* **LISTING**
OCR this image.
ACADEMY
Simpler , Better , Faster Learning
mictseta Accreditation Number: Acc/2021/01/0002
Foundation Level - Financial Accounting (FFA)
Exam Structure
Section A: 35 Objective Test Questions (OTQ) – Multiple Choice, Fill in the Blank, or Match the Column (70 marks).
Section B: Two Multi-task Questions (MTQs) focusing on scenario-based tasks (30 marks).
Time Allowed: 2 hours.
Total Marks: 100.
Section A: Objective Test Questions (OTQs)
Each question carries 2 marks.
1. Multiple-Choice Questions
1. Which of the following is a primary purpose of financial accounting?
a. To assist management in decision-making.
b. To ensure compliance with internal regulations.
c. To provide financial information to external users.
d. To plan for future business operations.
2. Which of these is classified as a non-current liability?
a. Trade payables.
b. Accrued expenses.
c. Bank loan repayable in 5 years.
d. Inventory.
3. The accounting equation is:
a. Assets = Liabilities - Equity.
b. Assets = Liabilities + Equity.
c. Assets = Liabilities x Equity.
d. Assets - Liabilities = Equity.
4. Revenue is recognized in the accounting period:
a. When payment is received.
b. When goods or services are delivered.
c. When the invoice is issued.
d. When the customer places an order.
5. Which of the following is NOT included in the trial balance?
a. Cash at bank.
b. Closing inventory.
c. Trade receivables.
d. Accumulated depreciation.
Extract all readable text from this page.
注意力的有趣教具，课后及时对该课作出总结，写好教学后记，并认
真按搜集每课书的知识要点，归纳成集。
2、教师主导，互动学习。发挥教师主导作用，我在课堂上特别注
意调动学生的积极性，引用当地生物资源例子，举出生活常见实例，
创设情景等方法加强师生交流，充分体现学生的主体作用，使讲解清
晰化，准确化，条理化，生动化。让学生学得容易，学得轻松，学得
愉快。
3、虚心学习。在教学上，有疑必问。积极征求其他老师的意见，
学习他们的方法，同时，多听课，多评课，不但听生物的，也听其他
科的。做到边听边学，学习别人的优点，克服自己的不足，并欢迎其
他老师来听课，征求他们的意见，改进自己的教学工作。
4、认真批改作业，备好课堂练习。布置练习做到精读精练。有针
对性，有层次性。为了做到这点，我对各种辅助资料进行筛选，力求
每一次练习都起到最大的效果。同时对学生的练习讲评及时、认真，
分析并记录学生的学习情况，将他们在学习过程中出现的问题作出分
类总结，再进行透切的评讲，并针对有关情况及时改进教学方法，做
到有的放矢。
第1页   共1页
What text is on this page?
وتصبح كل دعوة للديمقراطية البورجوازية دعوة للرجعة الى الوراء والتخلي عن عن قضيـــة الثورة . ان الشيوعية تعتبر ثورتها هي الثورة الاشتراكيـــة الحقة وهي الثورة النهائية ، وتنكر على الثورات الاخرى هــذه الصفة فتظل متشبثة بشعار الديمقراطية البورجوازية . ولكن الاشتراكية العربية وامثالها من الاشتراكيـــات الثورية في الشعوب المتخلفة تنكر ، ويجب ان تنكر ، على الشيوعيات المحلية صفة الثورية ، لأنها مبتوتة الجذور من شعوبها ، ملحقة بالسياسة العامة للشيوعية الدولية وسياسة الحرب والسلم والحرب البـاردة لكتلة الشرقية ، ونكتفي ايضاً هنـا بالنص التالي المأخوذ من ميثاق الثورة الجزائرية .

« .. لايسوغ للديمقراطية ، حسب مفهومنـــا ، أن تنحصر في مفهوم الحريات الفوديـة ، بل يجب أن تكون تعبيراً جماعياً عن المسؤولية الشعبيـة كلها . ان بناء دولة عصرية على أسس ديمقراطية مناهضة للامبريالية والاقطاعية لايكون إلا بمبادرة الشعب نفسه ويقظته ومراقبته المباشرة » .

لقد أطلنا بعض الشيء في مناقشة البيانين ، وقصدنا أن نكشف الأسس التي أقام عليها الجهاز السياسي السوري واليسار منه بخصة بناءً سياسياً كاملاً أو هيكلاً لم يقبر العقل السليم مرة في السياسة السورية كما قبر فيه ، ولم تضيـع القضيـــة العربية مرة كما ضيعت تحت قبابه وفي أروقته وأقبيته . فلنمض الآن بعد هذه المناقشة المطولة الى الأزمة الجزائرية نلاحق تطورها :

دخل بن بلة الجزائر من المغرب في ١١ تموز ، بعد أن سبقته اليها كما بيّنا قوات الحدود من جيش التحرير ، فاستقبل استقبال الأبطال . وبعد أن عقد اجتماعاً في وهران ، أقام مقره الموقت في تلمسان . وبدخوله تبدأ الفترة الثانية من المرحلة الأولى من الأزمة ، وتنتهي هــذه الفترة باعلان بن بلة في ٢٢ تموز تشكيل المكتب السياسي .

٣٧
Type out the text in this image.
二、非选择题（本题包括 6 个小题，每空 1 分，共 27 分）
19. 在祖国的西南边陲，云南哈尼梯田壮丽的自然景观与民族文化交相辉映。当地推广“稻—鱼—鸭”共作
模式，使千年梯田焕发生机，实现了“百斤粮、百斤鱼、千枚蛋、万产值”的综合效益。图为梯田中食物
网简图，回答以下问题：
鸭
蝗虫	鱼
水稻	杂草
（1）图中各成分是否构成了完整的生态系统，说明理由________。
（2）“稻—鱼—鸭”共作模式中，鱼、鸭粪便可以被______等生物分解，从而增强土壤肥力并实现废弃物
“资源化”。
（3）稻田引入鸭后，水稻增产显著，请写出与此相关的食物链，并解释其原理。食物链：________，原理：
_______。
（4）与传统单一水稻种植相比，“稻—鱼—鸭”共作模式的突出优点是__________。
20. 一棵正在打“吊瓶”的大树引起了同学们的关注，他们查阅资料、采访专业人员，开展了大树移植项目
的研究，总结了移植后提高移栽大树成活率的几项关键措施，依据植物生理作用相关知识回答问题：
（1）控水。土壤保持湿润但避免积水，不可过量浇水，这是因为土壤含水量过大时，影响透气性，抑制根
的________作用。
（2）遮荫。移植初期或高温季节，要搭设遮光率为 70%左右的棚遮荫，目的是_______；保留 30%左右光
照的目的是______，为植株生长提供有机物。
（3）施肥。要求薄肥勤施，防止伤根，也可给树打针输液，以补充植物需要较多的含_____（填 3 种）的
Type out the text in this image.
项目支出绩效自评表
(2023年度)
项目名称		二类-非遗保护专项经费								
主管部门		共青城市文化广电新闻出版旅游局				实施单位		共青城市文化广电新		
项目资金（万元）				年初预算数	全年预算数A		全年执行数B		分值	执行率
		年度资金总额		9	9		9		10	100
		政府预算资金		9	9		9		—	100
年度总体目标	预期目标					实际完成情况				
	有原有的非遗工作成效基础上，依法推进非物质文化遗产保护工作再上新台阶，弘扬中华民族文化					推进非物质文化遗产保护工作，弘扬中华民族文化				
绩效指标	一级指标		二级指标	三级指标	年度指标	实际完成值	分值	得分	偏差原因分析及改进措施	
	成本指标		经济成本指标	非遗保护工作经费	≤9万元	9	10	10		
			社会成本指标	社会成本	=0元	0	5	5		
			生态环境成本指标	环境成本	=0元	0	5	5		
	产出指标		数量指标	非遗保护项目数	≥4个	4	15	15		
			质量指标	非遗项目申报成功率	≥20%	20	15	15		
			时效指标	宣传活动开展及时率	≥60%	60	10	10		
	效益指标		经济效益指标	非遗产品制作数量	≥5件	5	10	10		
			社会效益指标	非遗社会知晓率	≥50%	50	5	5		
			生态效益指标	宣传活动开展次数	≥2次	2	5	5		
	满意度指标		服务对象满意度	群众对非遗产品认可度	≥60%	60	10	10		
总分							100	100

* **AIM**
Every line above that contains the word "Objective" should be reported.

* **RIGHT ANSWER**
Section A: 35 Objective Test Questions (OTQ) – Multiple Choice, Fill in the Blank, or Match the Column (70 marks).
Section A: Objective Test Questions (OTQs)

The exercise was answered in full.